■ SET EXERCISE: Repeat, without any change, the entries presented below.

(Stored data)
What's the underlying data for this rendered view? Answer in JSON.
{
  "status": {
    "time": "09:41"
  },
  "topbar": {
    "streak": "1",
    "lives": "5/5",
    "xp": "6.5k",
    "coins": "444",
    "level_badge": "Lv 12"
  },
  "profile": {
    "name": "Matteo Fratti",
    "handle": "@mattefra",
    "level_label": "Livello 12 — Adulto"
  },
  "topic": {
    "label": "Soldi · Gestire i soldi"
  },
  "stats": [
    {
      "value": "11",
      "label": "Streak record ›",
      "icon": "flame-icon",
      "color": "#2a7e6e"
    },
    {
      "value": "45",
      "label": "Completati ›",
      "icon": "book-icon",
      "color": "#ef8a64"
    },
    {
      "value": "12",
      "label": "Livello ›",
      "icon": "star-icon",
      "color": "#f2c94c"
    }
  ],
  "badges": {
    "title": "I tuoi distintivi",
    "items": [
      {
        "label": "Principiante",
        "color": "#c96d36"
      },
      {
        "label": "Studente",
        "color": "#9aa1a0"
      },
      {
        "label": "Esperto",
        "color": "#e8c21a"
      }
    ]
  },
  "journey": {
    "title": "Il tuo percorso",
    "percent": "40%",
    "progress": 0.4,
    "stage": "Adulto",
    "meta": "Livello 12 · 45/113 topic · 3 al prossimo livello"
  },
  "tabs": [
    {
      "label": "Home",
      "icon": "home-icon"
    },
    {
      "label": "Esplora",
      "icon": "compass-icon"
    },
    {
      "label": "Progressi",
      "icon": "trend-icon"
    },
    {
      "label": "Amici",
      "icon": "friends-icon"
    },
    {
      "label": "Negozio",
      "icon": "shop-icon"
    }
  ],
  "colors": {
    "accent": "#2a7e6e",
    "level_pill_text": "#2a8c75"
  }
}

■ SOLUTION FOR THIS EXERCISE:
What's the underlying data for this rendered view? Answer in JSON.
{
  "status": {
    "time": "09:41"
  },
  "topbar": {
    "streak": "1",
    "lives": "5/5",
    "xp": "6.5k",
    "coins": "444",
    "level_badge": "Lv 12"
  },
  "profile": {
    "name": "Matteo Fratti",
    "handle": "@mattefra",
    "level_label": "Livello 12 — Adulto"
  },
  "topic": {
    "label": "Soldi · Gestire i soldi"
  },
  "stats": [
    {
      "value": "11",
      "label": "Streak record ›",
      "icon": "flame-icon",
      "color": "#2a7e6e"
    },
    {
      "value": "45",
      "label": "Completati ›",
      "icon": "book-icon",
      "color": "#ef8a64"
    },
    {
      "value": "12",
      "label": "Livello ›",
      "icon": "star-icon",
      "color": "#f2c94c"
    }
  ],
  "badges": {
    "title": "I tuoi distintivi",
    "items": [
      {
        "label": "Principiante",
        "color": "#c96d36"
      },
      {
        "label": "Studente",
        "color": "#9aa1a0"
      },
      {
        "label": "Esperto",
        "color": "#e8c21a"
      }
    ]
  },
  "journey": {
    "title": "Il tuo percorso",
    "percent": "40%",
    "progress": 0.4,
    "stage": "Adulto",
    "meta": "Livello 12 · 45/113 topic · 3 al prossimo livello"
  },
  "tabs": [
    {
      "label": "Home",
      "icon": "home-icon"
    },
    {
      "label": "Esplora",
      "icon": "compass-icon"
    },
    {
      "label": "Progressi",
      "icon": "trend-icon"
    },
    {
      "label": "Amici",
      "icon": "friends-icon"
    },
    {
      "label": "Negozio",
      "icon": "shop-icon"
    }
  ],
  "colors": {
    "accent": "#2a7e6e",
    "level_pill_text": "#2a8c75"
  }
}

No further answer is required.